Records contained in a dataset

-----

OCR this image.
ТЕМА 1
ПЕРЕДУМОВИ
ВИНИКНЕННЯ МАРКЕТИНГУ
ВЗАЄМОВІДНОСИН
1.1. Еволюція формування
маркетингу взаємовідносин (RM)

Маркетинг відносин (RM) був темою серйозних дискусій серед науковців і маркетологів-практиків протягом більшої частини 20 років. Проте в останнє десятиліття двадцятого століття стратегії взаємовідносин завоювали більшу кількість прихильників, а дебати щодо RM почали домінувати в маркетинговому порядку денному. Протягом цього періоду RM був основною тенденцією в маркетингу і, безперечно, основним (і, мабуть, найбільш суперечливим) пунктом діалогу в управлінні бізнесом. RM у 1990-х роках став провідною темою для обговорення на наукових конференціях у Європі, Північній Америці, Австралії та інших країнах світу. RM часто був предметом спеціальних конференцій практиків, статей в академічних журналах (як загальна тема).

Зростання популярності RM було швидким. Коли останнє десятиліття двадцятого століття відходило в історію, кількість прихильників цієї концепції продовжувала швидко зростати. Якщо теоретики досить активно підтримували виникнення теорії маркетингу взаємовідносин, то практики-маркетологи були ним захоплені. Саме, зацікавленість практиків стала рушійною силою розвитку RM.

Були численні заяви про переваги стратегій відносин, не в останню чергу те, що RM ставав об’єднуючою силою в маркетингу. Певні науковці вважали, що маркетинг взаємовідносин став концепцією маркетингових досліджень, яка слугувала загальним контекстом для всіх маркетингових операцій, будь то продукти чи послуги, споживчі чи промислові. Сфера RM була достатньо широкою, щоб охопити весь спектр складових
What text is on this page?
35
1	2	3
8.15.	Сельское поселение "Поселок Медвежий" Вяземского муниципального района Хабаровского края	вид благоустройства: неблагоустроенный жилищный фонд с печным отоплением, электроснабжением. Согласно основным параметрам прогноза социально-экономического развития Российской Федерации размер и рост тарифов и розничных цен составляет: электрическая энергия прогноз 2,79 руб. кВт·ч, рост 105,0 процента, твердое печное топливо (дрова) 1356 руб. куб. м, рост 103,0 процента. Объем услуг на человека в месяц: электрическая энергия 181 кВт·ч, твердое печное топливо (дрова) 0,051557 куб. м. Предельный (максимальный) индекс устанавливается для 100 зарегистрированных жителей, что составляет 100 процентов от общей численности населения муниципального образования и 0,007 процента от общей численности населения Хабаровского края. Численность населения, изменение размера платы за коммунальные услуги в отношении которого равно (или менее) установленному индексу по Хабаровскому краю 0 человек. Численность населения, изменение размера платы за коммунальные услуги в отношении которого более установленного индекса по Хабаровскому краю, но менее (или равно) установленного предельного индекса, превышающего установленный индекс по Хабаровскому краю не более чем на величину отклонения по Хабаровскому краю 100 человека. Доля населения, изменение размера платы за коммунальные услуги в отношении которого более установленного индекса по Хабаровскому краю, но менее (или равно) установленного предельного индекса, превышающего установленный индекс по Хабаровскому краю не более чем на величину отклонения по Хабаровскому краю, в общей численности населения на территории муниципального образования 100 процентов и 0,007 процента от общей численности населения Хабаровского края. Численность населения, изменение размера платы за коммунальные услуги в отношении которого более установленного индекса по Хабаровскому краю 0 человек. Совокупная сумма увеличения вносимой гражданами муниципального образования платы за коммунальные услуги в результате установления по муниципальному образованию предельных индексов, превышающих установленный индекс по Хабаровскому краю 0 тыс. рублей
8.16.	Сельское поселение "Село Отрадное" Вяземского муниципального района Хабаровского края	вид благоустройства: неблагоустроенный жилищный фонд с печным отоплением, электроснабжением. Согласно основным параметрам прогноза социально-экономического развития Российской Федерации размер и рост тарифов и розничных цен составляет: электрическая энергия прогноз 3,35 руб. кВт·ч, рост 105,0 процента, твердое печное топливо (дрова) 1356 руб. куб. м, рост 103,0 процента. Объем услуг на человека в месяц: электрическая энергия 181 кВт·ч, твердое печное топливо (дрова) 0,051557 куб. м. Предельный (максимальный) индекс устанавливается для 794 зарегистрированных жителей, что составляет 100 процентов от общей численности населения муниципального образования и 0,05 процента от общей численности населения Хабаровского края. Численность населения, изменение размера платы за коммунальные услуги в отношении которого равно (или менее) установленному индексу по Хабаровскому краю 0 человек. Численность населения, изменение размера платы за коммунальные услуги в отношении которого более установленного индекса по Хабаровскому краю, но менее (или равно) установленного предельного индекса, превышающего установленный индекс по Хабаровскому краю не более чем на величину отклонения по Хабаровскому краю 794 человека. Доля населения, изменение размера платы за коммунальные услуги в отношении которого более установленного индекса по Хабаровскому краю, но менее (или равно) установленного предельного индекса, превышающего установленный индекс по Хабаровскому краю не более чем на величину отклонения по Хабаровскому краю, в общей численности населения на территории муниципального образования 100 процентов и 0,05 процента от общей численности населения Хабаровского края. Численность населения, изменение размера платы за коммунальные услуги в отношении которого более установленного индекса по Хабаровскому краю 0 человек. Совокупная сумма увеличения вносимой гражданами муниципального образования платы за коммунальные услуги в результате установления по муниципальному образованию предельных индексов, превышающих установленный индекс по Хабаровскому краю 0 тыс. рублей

-----

DIRECTIONS
Extract every line above exactly as it stands.

TASK RESPONSE
OCR this image.
ТЕМА 1
ПЕРЕДУМОВИ
ВИНИКНЕННЯ МАРКЕТИНГУ
ВЗАЄМОВІДНОСИН
1.1. Еволюція формування
маркетингу взаємовідносин (RM)

Маркетинг відносин (RM) був темою серйозних дискусій серед науковців і маркетологів-практиків протягом більшої частини 20 років. Проте в останнє десятиліття двадцятого століття стратегії взаємовідносин завоювали більшу кількість прихильників, а дебати щодо RM почали домінувати в маркетинговому порядку денному. Протягом цього періоду RM був основною тенденцією в маркетингу і, безперечно, основним (і, мабуть, найбільш суперечливим) пунктом діалогу в управлінні бізнесом. RM у 1990-х роках став провідною темою для обговорення на наукових конференціях у Європі, Північній Америці, Австралії та інших країнах світу. RM часто був предметом спеціальних конференцій практиків, статей в академічних журналах (як загальна тема).

Зростання популярності RM було швидким. Коли останнє десятиліття двадцятого століття відходило в історію, кількість прихильників цієї концепції продовжувала швидко зростати. Якщо теоретики досить активно підтримували виникнення теорії маркетингу взаємовідносин, то практики-маркетологи були ним захоплені. Саме, зацікавленість практиків стала рушійною силою розвитку RM.

Були численні заяви про переваги стратегій відносин, не в останню чергу те, що RM ставав об’єднуючою силою в маркетингу. Певні науковці вважали, що маркетинг взаємовідносин став концепцією маркетингових досліджень, яка слугувала загальним контекстом для всіх маркетингових операцій, будь то продукти чи послуги, споживчі чи промислові. Сфера RM була достатньо широкою, щоб охопити весь спектр складових
What text is on this page?
35
1	2	3
8.15.	Сельское поселение "Поселок Медвежий" Вяземского муниципального района Хабаровского края	вид благоустройства: неблагоустроенный жилищный фонд с печным отоплением, электроснабжением. Согласно основным параметрам прогноза социально-экономического развития Российской Федерации размер и рост тарифов и розничных цен составляет: электрическая энергия прогноз 2,79 руб. кВт·ч, рост 105,0 процента, твердое печное топливо (дрова) 1356 руб. куб. м, рост 103,0 процента. Объем услуг на человека в месяц: электрическая энергия 181 кВт·ч, твердое печное топливо (дрова) 0,051557 куб. м. Предельный (максимальный) индекс устанавливается для 100 зарегистрированных жителей, что составляет 100 процентов от общей численности населения муниципального образования и 0,007 процента от общей численности населения Хабаровского края. Численность населения, изменение размера платы за коммунальные услуги в отношении которого равно (или менее) установленному индексу по Хабаровскому краю 0 человек. Численность населения, изменение размера платы за коммунальные услуги в отношении которого более установленного индекса по Хабаровскому краю, но менее (или равно) установленного предельного индекса, превышающего установленный индекс по Хабаровскому краю не более чем на величину отклонения по Хабаровскому краю 100 человека. Доля населения, изменение размера платы за коммунальные услуги в отношении которого более установленного индекса по Хабаровскому краю, но менее (или равно) установленного предельного индекса, превышающего установленный индекс по Хабаровскому краю не более чем на величину отклонения по Хабаровскому краю, в общей численности населения на территории муниципального образования 100 процентов и 0,007 процента от общей численности населения Хабаровского края. Численность населения, изменение размера платы за коммунальные услуги в отношении которого более установленного индекса по Хабаровскому краю 0 человек. Совокупная сумма увеличения вносимой гражданами муниципального образования платы за коммунальные услуги в результате установления по муниципальному образованию предельных индексов, превышающих установленный индекс по Хабаровскому краю 0 тыс. рублей
8.16.	Сельское поселение "Село Отрадное" Вяземского муниципального района Хабаровского края	вид благоустройства: неблагоустроенный жилищный фонд с печным отоплением, электроснабжением. Согласно основным параметрам прогноза социально-экономического развития Российской Федерации размер и рост тарифов и розничных цен составляет: электрическая энергия прогноз 3,35 руб. кВт·ч, рост 105,0 процента, твердое печное топливо (дрова) 1356 руб. куб. м, рост 103,0 процента. Объем услуг на человека в месяц: электрическая энергия 181 кВт·ч, твердое печное топливо (дрова) 0,051557 куб. м. Предельный (максимальный) индекс устанавливается для 794 зарегистрированных жителей, что составляет 100 процентов от общей численности населения муниципального образования и 0,05 процента от общей численности населения Хабаровского края. Численность населения, изменение размера платы за коммунальные услуги в отношении которого равно (или менее) установленному индексу по Хабаровскому краю 0 человек. Численность населения, изменение размера платы за коммунальные услуги в отношении которого более установленного индекса по Хабаровскому краю, но менее (или равно) установленного предельного индекса, превышающего установленный индекс по Хабаровскому краю не более чем на величину отклонения по Хабаровскому краю 794 человека. Доля населения, изменение размера платы за коммунальные услуги в отношении которого более установленного индекса по Хабаровскому краю, но менее (или равно) установленного предельного индекса, превышающего установленный индекс по Хабаровскому краю не более чем на величину отклонения по Хабаровскому краю, в общей численности населения на территории муниципального образования 100 процентов и 0,05 процента от общей численности населения Хабаровского края. Численность населения, изменение размера платы за коммунальные услуги в отношении которого более установленного индекса по Хабаровскому краю 0 человек. Совокупная сумма увеличения вносимой гражданами муниципального образования платы за коммунальные услуги в результате установления по муниципальному образованию предельных индексов, превышающих установленный индекс по Хабаровскому краю 0 тыс. рублей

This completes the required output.